→ EXERCISE DESCRIPTION:
Produce an exact copy of all the data below, dropping every image.

==================================================

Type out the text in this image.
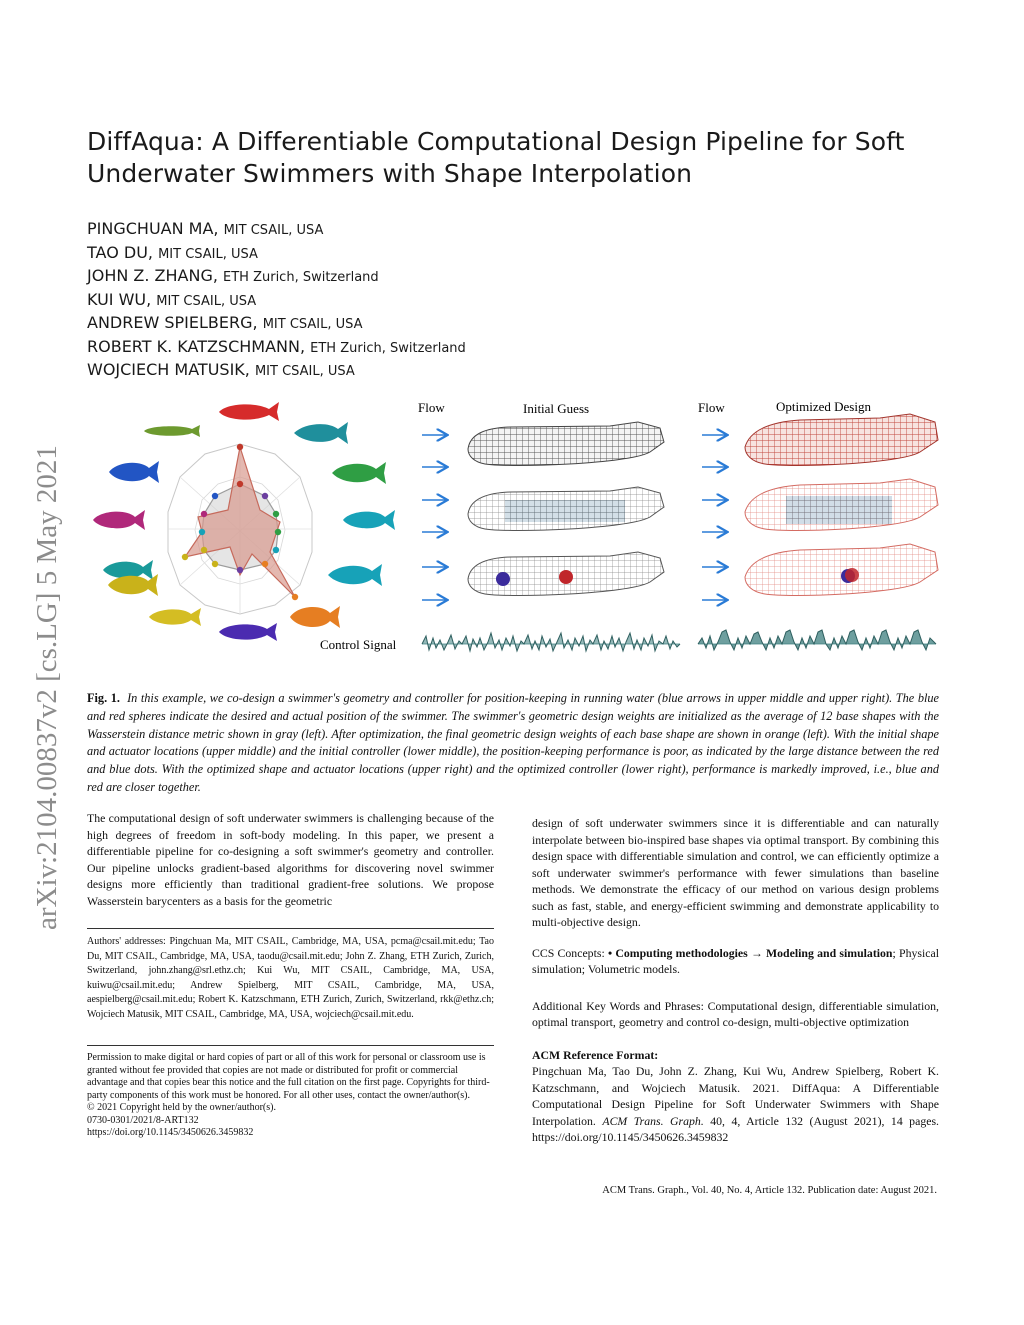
arXiv:2104.00837v2 [cs.LG] 5 May 2021
DiffAqua: A Differentiable Computational Design Pipeline for Soft
Underwater Swimmers with Shape Interpolation
PINGCHUAN MA, MIT CSAIL, USA
TAO DU, MIT CSAIL, USA
JOHN Z. ZHANG, ETH Zurich, Switzerland
KUI WU, MIT CSAIL, USA
ANDREW SPIELBERG, MIT CSAIL, USA
ROBERT K. KATZSCHMANN, ETH Zurich, Switzerland
WOJCIECH MATUSIK, MIT CSAIL, USA
Flow	Initial Guess	Flow	Optimized Design
Control Signal
Fig. 1. In this example, we co-design a swimmer's geometry and controller for position-keeping in running water (blue arrows in upper middle and upper right). The blue and red spheres indicate the desired and actual position of the swimmer. The swimmer's geometric design weights are initialized as the average of 12 base shapes with the Wasserstein distance metric shown in gray (left). After optimization, the final geometric design weights of each base shape are shown in orange (left). With the initial shape and actuator locations (upper middle) and the initial controller (lower middle), the position-keeping performance is poor, as indicated by the large distance between the red and blue dots. With the optimized shape and actuator locations (upper right) and the optimized controller (lower right), performance is markedly improved, i.e., blue and red are closer together.
The computational design of soft underwater swimmers is challenging because of the high degrees of freedom in soft-body modeling. In this paper, we present a differentiable pipeline for co-designing a soft swimmer's geometry and controller. Our pipeline unlocks gradient-based algorithms for discovering novel swimmer designs more efficiently than traditional gradient-free solutions. We propose Wasserstein barycenters as a basis for the geometric

Authors' addresses: Pingchuan Ma, MIT CSAIL, Cambridge, MA, USA, pcma@csail.mit.edu; Tao Du, MIT CSAIL, Cambridge, MA, USA, taodu@csail.mit.edu; John Z. Zhang, ETH Zurich, Zurich, Switzerland, john.zhang@srl.ethz.ch; Kui Wu, MIT CSAIL, Cambridge, MA, USA, kuiwu@csail.mit.edu; Andrew Spielberg, MIT CSAIL, Cambridge, MA, USA, aespielberg@csail.mit.edu; Robert K. Katzschmann, ETH Zurich, Zurich, Switzerland, rkk@ethz.ch; Wojciech Matusik, MIT CSAIL, Cambridge, MA, USA, wojciech@csail.mit.edu.

Permission to make digital or hard copies of part or all of this work for personal or classroom use is granted without fee provided that copies are not made or distributed for profit or commercial advantage and that copies bear this notice and the full citation on the first page. Copyrights for third-party components of this work must be honored. For all other uses, contact the owner/author(s).

© 2021 Copyright held by the owner/author(s).
0730-0301/2021/8-ART132
https://doi.org/10.1145/3450626.3459832
design of soft underwater swimmers since it is differentiable and can naturally interpolate between bio-inspired base shapes via optimal transport. By combining this design space with differentiable simulation and control, we can efficiently optimize a soft underwater swimmer's performance with fewer simulations than baseline methods. We demonstrate the efficacy of our method on various design problems such as fast, stable, and energy-efficient swimming and demonstrate applicability to multi-objective design.
CCS Concepts: • Computing methodologies → Modeling and simulation; Physical simulation; Volumetric models.
Additional Key Words and Phrases: Computational design, differentiable simulation, optimal transport, geometry and control co-design, multi-objective optimization
ACM Reference Format:
Pingchuan Ma, Tao Du, John Z. Zhang, Kui Wu, Andrew Spielberg, Robert K. Katzschmann, and Wojciech Matusik. 2021. DiffAqua: A Differentiable Computational Design Pipeline for Soft Underwater Swimmers with Shape Interpolation. ACM Trans. Graph. 40, 4, Article 132 (August 2021), 14 pages. https://doi.org/10.1145/3450626.3459832
ACM Trans. Graph., Vol. 40, No. 4, Article 132. Publication date: August 2021.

==================================================

→ EXERCISE SOLUTION:
Type out the text in this image.
arXiv:2104.00837v2 [cs.LG] 5 May 2021
DiffAqua: A Differentiable Computational Design Pipeline for Soft
Underwater Swimmers with Shape Interpolation
PINGCHUAN MA, MIT CSAIL, USA
TAO DU, MIT CSAIL, USA
JOHN Z. ZHANG, ETH Zurich, Switzerland
KUI WU, MIT CSAIL, USA
ANDREW SPIELBERG, MIT CSAIL, USA
ROBERT K. KATZSCHMANN, ETH Zurich, Switzerland
WOJCIECH MATUSIK, MIT CSAIL, USA
Flow	Initial Guess	Flow	Optimized Design
Control Signal
Fig. 1. In this example, we co-design a swimmer's geometry and controller for position-keeping in running water (blue arrows in upper middle and upper right). The blue and red spheres indicate the desired and actual position of the swimmer. The swimmer's geometric design weights are initialized as the average of 12 base shapes with the Wasserstein distance metric shown in gray (left). After optimization, the final geometric design weights of each base shape are shown in orange (left). With the initial shape and actuator locations (upper middle) and the initial controller (lower middle), the position-keeping performance is poor, as indicated by the large distance between the red and blue dots. With the optimized shape and actuator locations (upper right) and the optimized controller (lower right), performance is markedly improved, i.e., blue and red are closer together.
The computational design of soft underwater swimmers is challenging because of the high degrees of freedom in soft-body modeling. In this paper, we present a differentiable pipeline for co-designing a soft swimmer's geometry and controller. Our pipeline unlocks gradient-based algorithms for discovering novel swimmer designs more efficiently than traditional gradient-free solutions. We propose Wasserstein barycenters as a basis for the geometric

Authors' addresses: Pingchuan Ma, MIT CSAIL, Cambridge, MA, USA, pcma@csail.mit.edu; Tao Du, MIT CSAIL, Cambridge, MA, USA, taodu@csail.mit.edu; John Z. Zhang, ETH Zurich, Zurich, Switzerland, john.zhang@srl.ethz.ch; Kui Wu, MIT CSAIL, Cambridge, MA, USA, kuiwu@csail.mit.edu; Andrew Spielberg, MIT CSAIL, Cambridge, MA, USA, aespielberg@csail.mit.edu; Robert K. Katzschmann, ETH Zurich, Zurich, Switzerland, rkk@ethz.ch; Wojciech Matusik, MIT CSAIL, Cambridge, MA, USA, wojciech@csail.mit.edu.

Permission to make digital or hard copies of part or all of this work for personal or classroom use is granted without fee provided that copies are not made or distributed for profit or commercial advantage and that copies bear this notice and the full citation on the first page. Copyrights for third-party components of this work must be honored. For all other uses, contact the owner/author(s).

© 2021 Copyright held by the owner/author(s).
0730-0301/2021/8-ART132
https://doi.org/10.1145/3450626.3459832
design of soft underwater swimmers since it is differentiable and can naturally interpolate between bio-inspired base shapes via optimal transport. By combining this design space with differentiable simulation and control, we can efficiently optimize a soft underwater swimmer's performance with fewer simulations than baseline methods. We demonstrate the efficacy of our method on various design problems such as fast, stable, and energy-efficient swimming and demonstrate applicability to multi-objective design.
CCS Concepts: • Computing methodologies → Modeling and simulation; Physical simulation; Volumetric models.
Additional Key Words and Phrases: Computational design, differentiable simulation, optimal transport, geometry and control co-design, multi-objective optimization
ACM Reference Format:
Pingchuan Ma, Tao Du, John Z. Zhang, Kui Wu, Andrew Spielberg, Robert K. Katzschmann, and Wojciech Matusik. 2021. DiffAqua: A Differentiable Computational Design Pipeline for Soft Underwater Swimmers with Shape Interpolation. ACM Trans. Graph. 40, 4, Article 132 (August 2021), 14 pages. https://doi.org/10.1145/3450626.3459832
ACM Trans. Graph., Vol. 40, No. 4, Article 132. Publication date: August 2021.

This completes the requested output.